Task requirements:
[a] Translate this sentence from the data engineering assignment page into Spanish: "We will use the pipenv environment to run your code."
[b] Carry on the data engineering assignment page from its final sentence.

This is the web page for Data Engineering at the University of Florida.
Congratulations! You have just been hired as a data engineer for the Men in Black (MIB), the top-secret organization responsible for monitoring extraterrestrial activity on Earth. Your role? To develop a data system that can detect near-paranormal activity—strange disturbances in public safety data that might indicate alien interactions. Once identified, the MIB can deploy agents to investigate and, if necessary, use a Neuralyzer to erase the memories of any witnesses. A Neuralyzer is a device used by MIB agents to erase short-term memory. It emits a bright flash that wipes the recollection of recent events from a person’s mind, ensuring that classified extraterrestrial encounters remain hidden from the public.
Your task is to develop a Python package that extracts public safety data from the city of Gainesville. This will help the MIB identify potential alien encounters by analyzing arrest reports, traffic crashes, and crime responses. Your package will dynamically should store this data in a DuckDB database and provide a command-line interface (CLI) for querying incidents based on specific timeframes.
Your package will take three manditory command line paramters --year
, --month
, and --day
.
The code will look for all the sets of Crime Responses, Arrests, and Traffic Crashes that occured on that day.
Find the event of that took involved the modest people.
Identify all the incidents that day that are 1 kilometer away from the incident that involved the most people.
Print to STDOUT the number of people in each of the incident then the case number, separated by a tab.
The list should be ordered by the number of people, then the case number.
If no incidents are given for the time frame, write nothing.
MIB Headquarters will use this information to identify potential alien encounters and deploy agents to investigate.
Your Python package must retrieve and store data from the following sources:
Data shoud be extracted from API on-the-fly
instead of being saved because the data is updated frequently.
The data can be cached during development and you can add other debugging flags but we will only test the ones above.
The main.py
file will be used to run the main portion of the code.
The code takes three paramters --year
, --month
, and --day
and will print to STDOUT the number of people in each of the incident then the case number, separated by a tab.
The list should be ordered by the number of people, then the case number.
If no incidents are found during the time frame, output nothing.
You will also need to ensure that your code works with linux based systems.
We will use the pipenv environment to run your code.
Below is an example of how to run the code followed by example (ficticious) output.
You do not have to output the geographic distances.
pipenv run python main.py --year 2025 --month 1 --day 1
25 211009186
17 211012687
17 211012686
2 211012571
...
The pseudocode for your code is roughly as follows:
tab
.Please note that the data is not perfect and you may need to do some data cleaning. Also, you can assume that all the resulting records from Arrests, Traffic Crashes, and Crime Responses will have linked identifiers. Include any other assumptions you make in your README.md file.
You have several choices for calculating the distance between two points on the Earth’s surface.

[Data records]
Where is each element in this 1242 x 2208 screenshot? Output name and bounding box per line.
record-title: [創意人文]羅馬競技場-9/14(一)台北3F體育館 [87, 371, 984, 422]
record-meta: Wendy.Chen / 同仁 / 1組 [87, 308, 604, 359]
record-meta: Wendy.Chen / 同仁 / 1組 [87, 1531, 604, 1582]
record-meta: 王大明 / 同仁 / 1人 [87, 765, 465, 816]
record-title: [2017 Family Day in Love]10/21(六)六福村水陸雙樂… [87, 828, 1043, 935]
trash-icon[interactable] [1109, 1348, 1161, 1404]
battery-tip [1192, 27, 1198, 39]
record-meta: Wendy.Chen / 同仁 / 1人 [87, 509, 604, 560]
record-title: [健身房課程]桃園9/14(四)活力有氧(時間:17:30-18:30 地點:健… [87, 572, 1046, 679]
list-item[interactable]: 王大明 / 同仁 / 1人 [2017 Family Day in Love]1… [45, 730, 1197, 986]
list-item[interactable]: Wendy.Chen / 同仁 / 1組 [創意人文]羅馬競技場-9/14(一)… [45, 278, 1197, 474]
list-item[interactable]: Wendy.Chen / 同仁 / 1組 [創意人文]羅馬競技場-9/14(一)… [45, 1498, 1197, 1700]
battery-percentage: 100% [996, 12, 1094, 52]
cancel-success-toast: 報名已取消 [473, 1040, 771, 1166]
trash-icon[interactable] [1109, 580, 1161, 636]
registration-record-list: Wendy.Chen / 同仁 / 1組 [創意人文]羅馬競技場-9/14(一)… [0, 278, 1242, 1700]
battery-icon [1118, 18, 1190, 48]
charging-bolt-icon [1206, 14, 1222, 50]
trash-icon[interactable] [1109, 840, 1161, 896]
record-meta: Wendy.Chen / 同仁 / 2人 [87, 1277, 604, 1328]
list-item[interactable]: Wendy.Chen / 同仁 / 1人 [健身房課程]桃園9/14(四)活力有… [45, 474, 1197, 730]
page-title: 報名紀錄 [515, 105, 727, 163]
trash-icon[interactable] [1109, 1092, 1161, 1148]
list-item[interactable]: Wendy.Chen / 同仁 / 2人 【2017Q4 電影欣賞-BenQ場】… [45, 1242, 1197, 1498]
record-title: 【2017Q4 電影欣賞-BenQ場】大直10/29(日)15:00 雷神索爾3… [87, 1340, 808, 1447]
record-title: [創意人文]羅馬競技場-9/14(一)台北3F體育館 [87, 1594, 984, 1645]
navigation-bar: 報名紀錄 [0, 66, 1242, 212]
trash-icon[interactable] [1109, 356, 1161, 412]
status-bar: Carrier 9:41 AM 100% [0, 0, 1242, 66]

Answers below:
[a] Usaremos el entorno pipenv para ejecutar tu código.

[b]
The Haversine formula is a popular choice measuring the distance along the surface of a sphere.
To be more precise, you can also use the geopy
library, which provides a variety of distance calculation methods.
You have many options for calculating the geodesic distance with the library.
If you are storing the data or using the a database such as duckdb you can use the spatial functions to calculate the geodesic distance using duckdb -c "INSTALL SPATIAL"
.
Create a private repository called cis6930sp25-project1
.
Please ensure you use this exact repository name, all lowercase.
Add collaborators cegme
, tzhan024
, and abbasidaniyal
by going to Settings > Collaborators and teams > add people
.
Please follow the packaging structure below.
We explicitly use the flat layout instead of the src layout because we will be running the submission as top-level code through the main[^1].
The docs folder can remain empty or with only a place holder file.
This direcory could be used to hold autogenerate docs; auto generate docs are not required for this project.
Please include your Pipfile but you do not need to commit a Pipfile.lock
.
The entry point for your code should be the main.py file.
cis6930sp25-project1/
├── COLLABORATORS.md
├── LICENSE
├── Pipfile
├── README.md
├── main.py
├── docs/
├── pyproject.toml
└── tests
├── test_joindata.py
├── ...
└── test_geoquery.py
Do not alter your submission code or hard your solutions based on test cases. This will be considered academic dishonesty.
This is a template for the standard pyptoject file. Please adjust as needed.
[build-system]
requires = ["setuptools"]
build-backend = "setuptools.build_meta"
[project]
authors = [{name = "Your name", email = "your.name@ufl.edu"}]
name = "project1"
description = "Project One from <github id> -- Spring 2025"
version = "1.0"
readme = "README.md"
[project.urls]
Task = "https://ufdatastudio.com/cis6930sp25/project/1"
repository = "https://github.com/<userid>/cis6930sp25-project1"
[tool.setuptools]
py-modules = []
[tool.pytest.ini_options]
testpaths = ["tests"]
The README.md file should be all uppercase with .md
extension.
You should write your name in it, and an example of how to run it including any bugs that should be expected.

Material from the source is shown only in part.